━━━━━ DATA EXTRACT ━━━━━

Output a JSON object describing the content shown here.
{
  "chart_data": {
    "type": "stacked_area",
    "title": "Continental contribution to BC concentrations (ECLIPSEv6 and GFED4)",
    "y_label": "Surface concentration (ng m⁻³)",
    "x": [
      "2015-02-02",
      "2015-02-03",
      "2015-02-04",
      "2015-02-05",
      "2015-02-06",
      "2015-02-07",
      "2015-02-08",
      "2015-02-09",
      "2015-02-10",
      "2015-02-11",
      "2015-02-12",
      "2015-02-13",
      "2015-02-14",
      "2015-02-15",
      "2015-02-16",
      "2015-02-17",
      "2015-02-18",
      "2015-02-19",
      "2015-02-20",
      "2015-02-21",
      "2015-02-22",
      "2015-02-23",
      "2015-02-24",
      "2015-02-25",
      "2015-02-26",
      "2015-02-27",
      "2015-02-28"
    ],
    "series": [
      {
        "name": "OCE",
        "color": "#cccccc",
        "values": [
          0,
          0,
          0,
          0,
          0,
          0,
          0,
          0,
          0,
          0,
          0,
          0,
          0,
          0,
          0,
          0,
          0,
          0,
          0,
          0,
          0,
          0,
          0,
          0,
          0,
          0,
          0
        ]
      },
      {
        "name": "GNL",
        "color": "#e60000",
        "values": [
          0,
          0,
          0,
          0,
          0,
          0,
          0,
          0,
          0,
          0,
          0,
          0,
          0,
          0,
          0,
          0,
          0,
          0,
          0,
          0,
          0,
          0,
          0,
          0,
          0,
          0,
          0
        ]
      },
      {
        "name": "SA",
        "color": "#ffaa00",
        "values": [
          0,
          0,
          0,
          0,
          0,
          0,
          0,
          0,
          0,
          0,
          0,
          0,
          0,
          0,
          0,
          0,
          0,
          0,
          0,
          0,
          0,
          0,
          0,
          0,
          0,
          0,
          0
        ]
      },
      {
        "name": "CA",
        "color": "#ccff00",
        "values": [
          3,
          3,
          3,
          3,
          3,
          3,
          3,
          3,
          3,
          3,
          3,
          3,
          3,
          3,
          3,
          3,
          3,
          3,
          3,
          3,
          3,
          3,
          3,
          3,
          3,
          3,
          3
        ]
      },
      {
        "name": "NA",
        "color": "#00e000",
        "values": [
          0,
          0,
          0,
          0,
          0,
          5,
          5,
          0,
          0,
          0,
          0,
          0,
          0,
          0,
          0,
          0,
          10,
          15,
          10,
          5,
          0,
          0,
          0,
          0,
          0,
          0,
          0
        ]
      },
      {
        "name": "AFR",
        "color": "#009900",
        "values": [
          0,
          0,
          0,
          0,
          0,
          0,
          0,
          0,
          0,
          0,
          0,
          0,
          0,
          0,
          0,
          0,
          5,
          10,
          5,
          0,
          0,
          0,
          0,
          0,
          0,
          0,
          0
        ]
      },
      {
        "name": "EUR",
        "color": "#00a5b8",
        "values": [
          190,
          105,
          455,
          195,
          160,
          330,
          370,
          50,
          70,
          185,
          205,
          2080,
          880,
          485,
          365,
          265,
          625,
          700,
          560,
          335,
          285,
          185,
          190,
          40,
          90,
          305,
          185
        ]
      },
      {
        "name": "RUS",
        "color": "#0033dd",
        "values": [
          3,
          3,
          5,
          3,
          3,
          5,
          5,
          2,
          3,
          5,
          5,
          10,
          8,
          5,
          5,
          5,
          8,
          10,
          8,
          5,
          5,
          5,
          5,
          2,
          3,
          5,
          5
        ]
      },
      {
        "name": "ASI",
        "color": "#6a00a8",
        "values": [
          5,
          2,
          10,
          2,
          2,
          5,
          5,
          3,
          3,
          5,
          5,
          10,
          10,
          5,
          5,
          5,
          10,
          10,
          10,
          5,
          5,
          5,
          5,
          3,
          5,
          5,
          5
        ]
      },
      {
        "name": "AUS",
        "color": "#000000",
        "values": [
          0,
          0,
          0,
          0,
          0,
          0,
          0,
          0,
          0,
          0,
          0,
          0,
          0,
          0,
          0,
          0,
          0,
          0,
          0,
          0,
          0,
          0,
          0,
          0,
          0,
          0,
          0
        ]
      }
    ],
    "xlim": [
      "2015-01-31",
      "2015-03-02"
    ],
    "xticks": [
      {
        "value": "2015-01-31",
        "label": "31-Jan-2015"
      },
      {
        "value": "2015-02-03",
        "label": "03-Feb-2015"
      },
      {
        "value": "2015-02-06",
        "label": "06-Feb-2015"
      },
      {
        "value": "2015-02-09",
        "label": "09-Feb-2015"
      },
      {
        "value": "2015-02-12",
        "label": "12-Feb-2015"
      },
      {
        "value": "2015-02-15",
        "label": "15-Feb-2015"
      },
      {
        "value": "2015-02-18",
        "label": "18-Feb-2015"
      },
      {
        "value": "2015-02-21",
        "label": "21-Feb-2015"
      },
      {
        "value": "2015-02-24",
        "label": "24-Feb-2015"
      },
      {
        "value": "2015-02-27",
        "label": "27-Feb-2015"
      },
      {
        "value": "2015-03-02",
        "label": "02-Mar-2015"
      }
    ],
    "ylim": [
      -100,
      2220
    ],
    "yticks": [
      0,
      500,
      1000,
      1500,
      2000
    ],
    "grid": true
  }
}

━━━━━

> _EXERCISE GOAL_:
Copy the material above back out, exactly as written.

> _WRITTEN ANSWER_:
Output a JSON object describing the content shown here.
{
  "chart_data": {
    "type": "stacked_area",
    "title": "Continental contribution to BC concentrations (ECLIPSEv6 and GFED4)",
    "y_label": "Surface concentration (ng m⁻³)",
    "x": [
      "2015-02-02",
      "2015-02-03",
      "2015-02-04",
      "2015-02-05",
      "2015-02-06",
      "2015-02-07",
      "2015-02-08",
      "2015-02-09",
      "2015-02-10",
      "2015-02-11",
      "2015-02-12",
      "2015-02-13",
      "2015-02-14",
      "2015-02-15",
      "2015-02-16",
      "2015-02-17",
      "2015-02-18",
      "2015-02-19",
      "2015-02-20",
      "2015-02-21",
      "2015-02-22",
      "2015-02-23",
      "2015-02-24",
      "2015-02-25",
      "2015-02-26",
      "2015-02-27",
      "2015-02-28"
    ],
    "series": [
      {
        "name": "OCE",
        "color": "#cccccc",
        "values": [
          0,
          0,
          0,
          0,
          0,
          0,
          0,
          0,
          0,
          0,
          0,
          0,
          0,
          0,
          0,
          0,
          0,
          0,
          0,
          0,
          0,
          0,
          0,
          0,
          0,
          0,
          0
        ]
      },
      {
        "name": "GNL",
        "color": "#e60000",
        "values": [
          0,
          0,
          0,
          0,
          0,
          0,
          0,
          0,
          0,
          0,
          0,
          0,
          0,
          0,
          0,
          0,
          0,
          0,
          0,
          0,
          0,
          0,
          0,
          0,
          0,
          0,
          0
        ]
      },
      {
        "name": "SA",
        "color": "#ffaa00",
        "values": [
          0,
          0,
          0,
          0,
          0,
          0,
          0,
          0,
          0,
          0,
          0,
          0,
          0,
          0,
          0,
          0,
          0,
          0,
          0,
          0,
          0,
          0,
          0,
          0,
          0,
          0,
          0
        ]
      },
      {
        "name": "CA",
        "color": "#ccff00",
        "values": [
          3,
          3,
          3,
          3,
          3,
          3,
          3,
          3,
          3,
          3,
          3,
          3,
          3,
          3,
          3,
          3,
          3,
          3,
          3,
          3,
          3,
          3,
          3,
          3,
          3,
          3,
          3
        ]
      },
      {
        "name": "NA",
        "color": "#00e000",
        "values": [
          0,
          0,
          0,
          0,
          0,
          5,
          5,
          0,
          0,
          0,
          0,
          0,
          0,
          0,
          0,
          0,
          10,
          15,
          10,
          5,
          0,
          0,
          0,
          0,
          0,
          0,
          0
        ]
      },
      {
        "name": "AFR",
        "color": "#009900",
        "values": [
          0,
          0,
          0,
          0,
          0,
          0,
          0,
          0,
          0,
          0,
          0,
          0,
          0,
          0,
          0,
          0,
          5,
          10,
          5,
          0,
          0,
          0,
          0,
          0,
          0,
          0,
          0
        ]
      },
      {
        "name": "EUR",
        "color": "#00a5b8",
        "values": [
          190,
          105,
          455,
          195,
          160,
          330,
          370,
          50,
          70,
          185,
          205,
          2080,
          880,
          485,
          365,
          265,
          625,
          700,
          560,
          335,
          285,
          185,
          190,
          40,
          90,
          305,
          185
        ]
      },
      {
        "name": "RUS",
        "color": "#0033dd",
        "values": [
          3,
          3,
          5,
          3,
          3,
          5,
          5,
          2,
          3,
          5,
          5,
          10,
          8,
          5,
          5,
          5,
          8,
          10,
          8,
          5,
          5,
          5,
          5,
          2,
          3,
          5,
          5
        ]
      },
      {
        "name": "ASI",
        "color": "#6a00a8",
        "values": [
          5,
          2,
          10,
          2,
          2,
          5,
          5,
          3,
          3,
          5,
          5,
          10,
          10,
          5,
          5,
          5,
          10,
          10,
          10,
          5,
          5,
          5,
          5,
          3,
          5,
          5,
          5
        ]
      },
      {
        "name": "AUS",
        "color": "#000000",
        "values": [
          0,
          0,
          0,
          0,
          0,
          0,
          0,
          0,
          0,
          0,
          0,
          0,
          0,
          0,
          0,
          0,
          0,
          0,
          0,
          0,
          0,
          0,
          0,
          0,
          0,
          0,
          0
        ]
      }
    ],
    "xlim": [
      "2015-01-31",
      "2015-03-02"
    ],
    "xticks": [
      {
        "value": "2015-01-31",
        "label": "31-Jan-2015"
      },
      {
        "value": "2015-02-03",
        "label": "03-Feb-2015"
      },
      {
        "value": "2015-02-06",
        "label": "06-Feb-2015"
      },
      {
        "value": "2015-02-09",
        "label": "09-Feb-2015"
      },
      {
        "value": "2015-02-12",
        "label": "12-Feb-2015"
      },
      {
        "value": "2015-02-15",
        "label": "15-Feb-2015"
      },
      {
        "value": "2015-02-18",
        "label": "18-Feb-2015"
      },
      {
        "value": "2015-02-21",
        "label": "21-Feb-2015"
      },
      {
        "value": "2015-02-24",
        "label": "24-Feb-2015"
      },
      {
        "value": "2015-02-27",
        "label": "27-Feb-2015"
      },
      {
        "value": "2015-03-02",
        "label": "02-Mar-2015"
      }
    ],
    "ylim": [
      -100,
      2220
    ],
    "yticks": [
      0,
      500,
      1000,
      1500,
      2000
    ],
    "grid": true
  }
}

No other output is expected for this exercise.